▶ _Short task_:
Take the records below and extract, word for word, the lines from the one containing "What does this" through the final line, inclusive. Omit pictures.

# # # # #

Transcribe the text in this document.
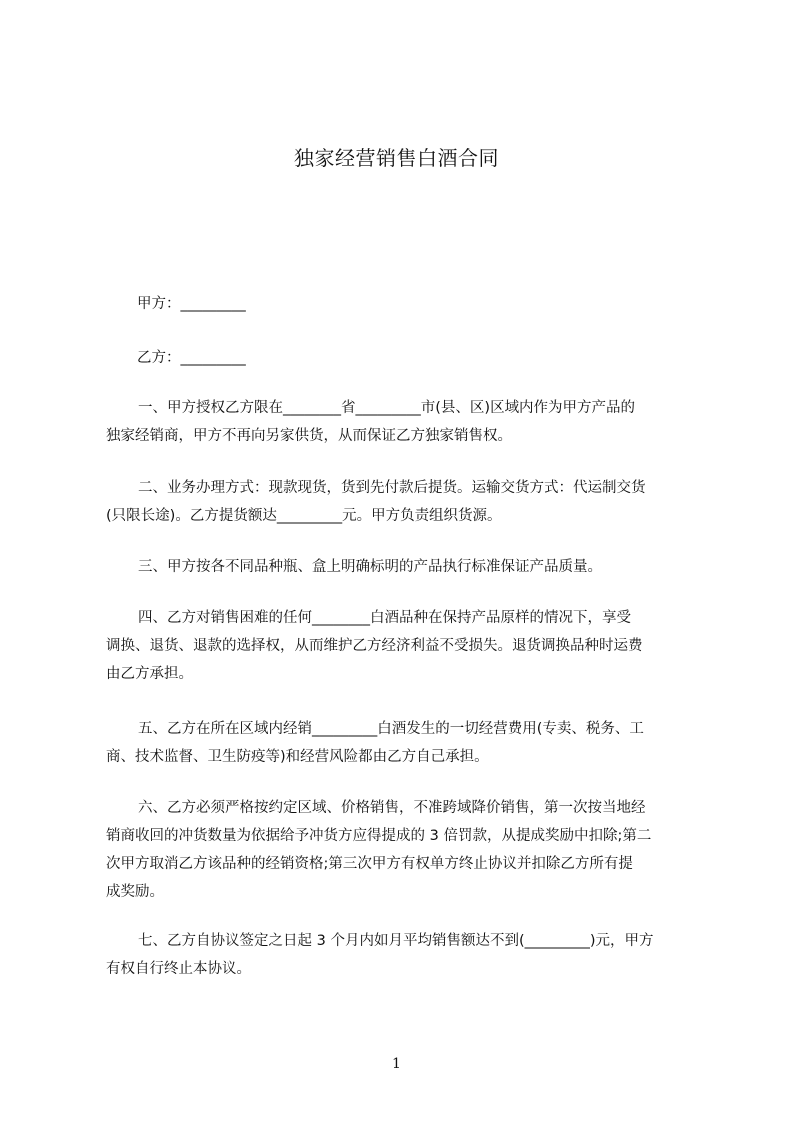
独家经营销售白酒合同
甲方：_________
乙方：_________
一、甲方授权乙方限在________省_________市(县、区)区域内作为甲方产品的
独家经销商，甲方不再向另家供货，从而保证乙方独家销售权。
二、业务办理方式：现款现货，货到先付款后提货。运输交货方式：代运制交货
(只限长途)。乙方提货额达_________元。甲方负责组织货源。
三、甲方按各不同品种瓶、盒上明确标明的产品执行标准保证产品质量。
四、乙方对销售困难的任何________白酒品种在保持产品原样的情况下，享受
调换、退货、退款的选择权，从而维护乙方经济利益不受损失。退货调换品种时运费
由乙方承担。
五、乙方在所在区域内经销_________白酒发生的一切经营费用(专卖、税务、工
商、技术监督、卫生防疫等)和经营风险都由乙方自己承担。
六、乙方必须严格按约定区域、价格销售，不准跨域降价销售，第一次按当地经
销商收回的冲货数量为依据给予冲货方应得提成的 3 倍罚款，从提成奖励中扣除;第二
次甲方取消乙方该品种的经销资格;第三次甲方有权单方终止协议并扣除乙方所有提
成奖励。
七、乙方自协议签定之日起 3 个月内如月平均销售额达不到(_________)元，甲方
有权自行终止本协议。
1
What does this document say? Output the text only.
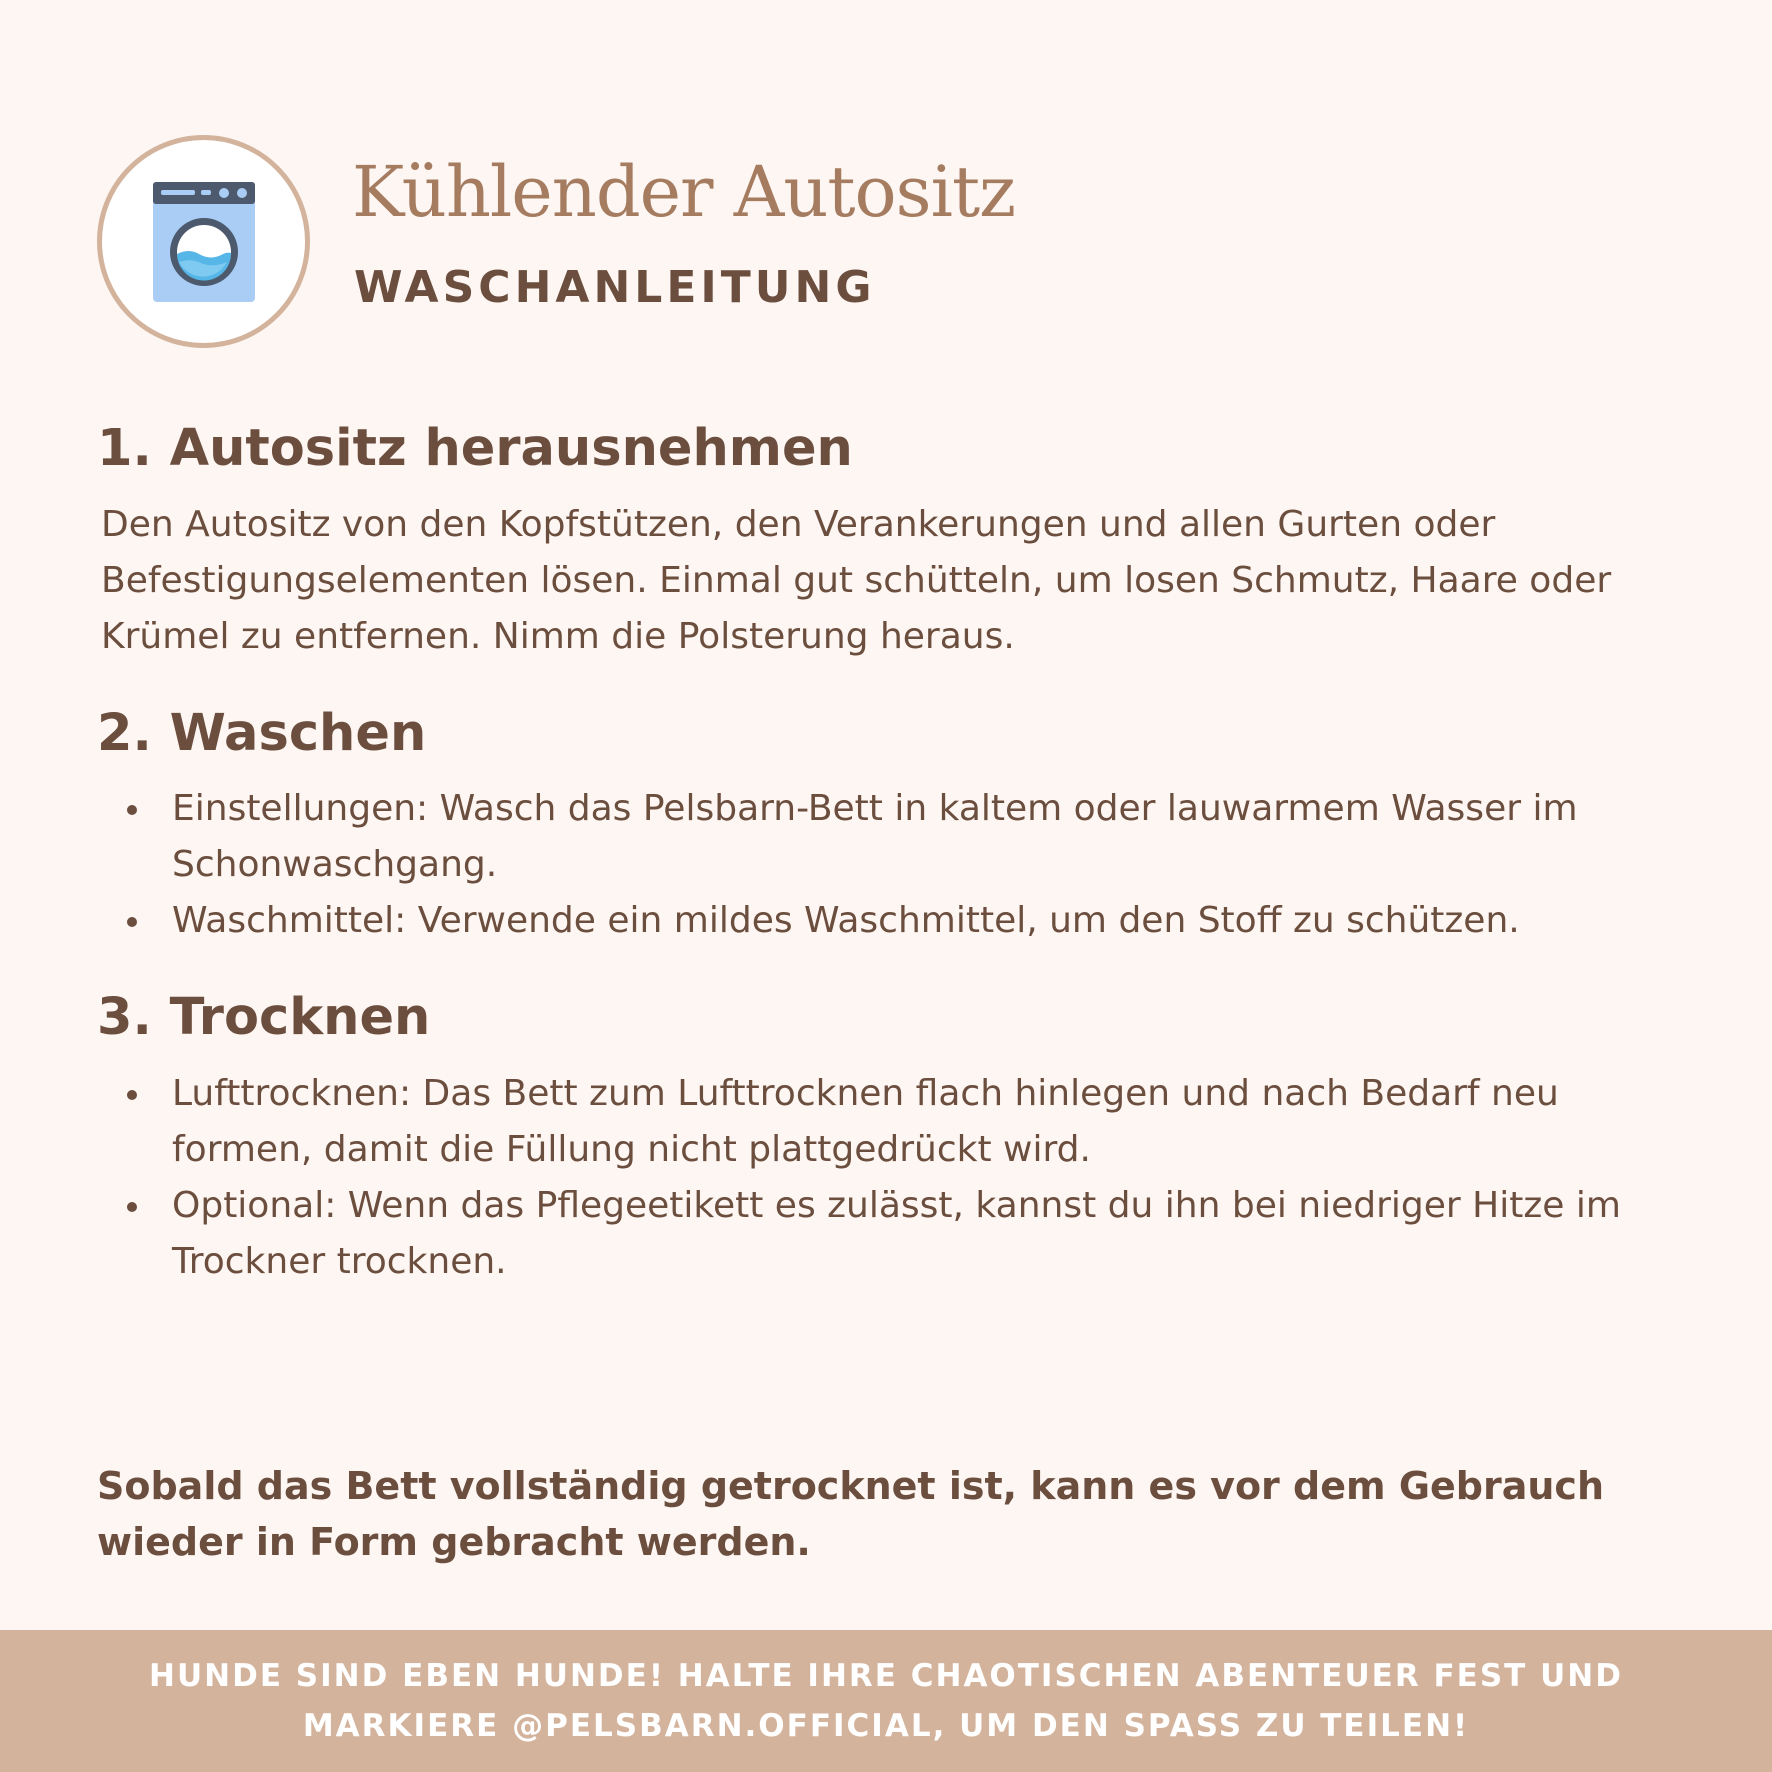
Kühlender Autositz
WASCHANLEITUNG
1. Autositz herausnehmen

Den Autositz von den Kopfstützen, den Verankerungen und allen Gurten oder Befestigungselementen lösen. Einmal gut schütteln, um losen Schmutz, Haare oder Krümel zu entfernen. Nimm die Polsterung heraus.

2. Waschen
Einstellungen: Wasch das Pelsbarn-Bett in kaltem oder lauwarmem Wasser im Schonwaschgang.
Waschmittel: Verwende ein mildes Waschmittel, um den Stoff zu schützen.
3. Trocknen
Lufttrocknen: Das Bett zum Lufttrocknen flach hinlegen und nach Bedarf neu formen, damit die Füllung nicht plattgedrückt wird.
Optional: Wenn das Pflegeetikett es zulässt, kannst du ihn bei niedriger Hitze im Trockner trocknen.
Sobald das Bett vollständig getrocknet ist, kann es vor dem Gebrauch wieder in Form gebracht werden.
HUNDE SIND EBEN HUNDE! HALTE IHRE CHAOTISCHEN ABENTEUER FEST UND MARKIERE @PELSBARN.OFFICIAL, UM DEN SPASS ZU TEILEN!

# # # # #

▶ _Completed task_:
What does this document say? Output the text only.
Kühlender Autositz
WASCHANLEITUNG
1. Autositz herausnehmen

Den Autositz von den Kopfstützen, den Verankerungen und allen Gurten oder Befestigungselementen lösen. Einmal gut schütteln, um losen Schmutz, Haare oder Krümel zu entfernen. Nimm die Polsterung heraus.

2. Waschen
Einstellungen: Wasch das Pelsbarn-Bett in kaltem oder lauwarmem Wasser im Schonwaschgang.
Waschmittel: Verwende ein mildes Waschmittel, um den Stoff zu schützen.
3. Trocknen
Lufttrocknen: Das Bett zum Lufttrocknen flach hinlegen und nach Bedarf neu formen, damit die Füllung nicht plattgedrückt wird.
Optional: Wenn das Pflegeetikett es zulässt, kannst du ihn bei niedriger Hitze im Trockner trocknen.
Sobald das Bett vollständig getrocknet ist, kann es vor dem Gebrauch wieder in Form gebracht werden.
HUNDE SIND EBEN HUNDE! HALTE IHRE CHAOTISCHEN ABENTEUER FEST UND MARKIERE @PELSBARN.OFFICIAL, UM DEN SPASS ZU TEILEN!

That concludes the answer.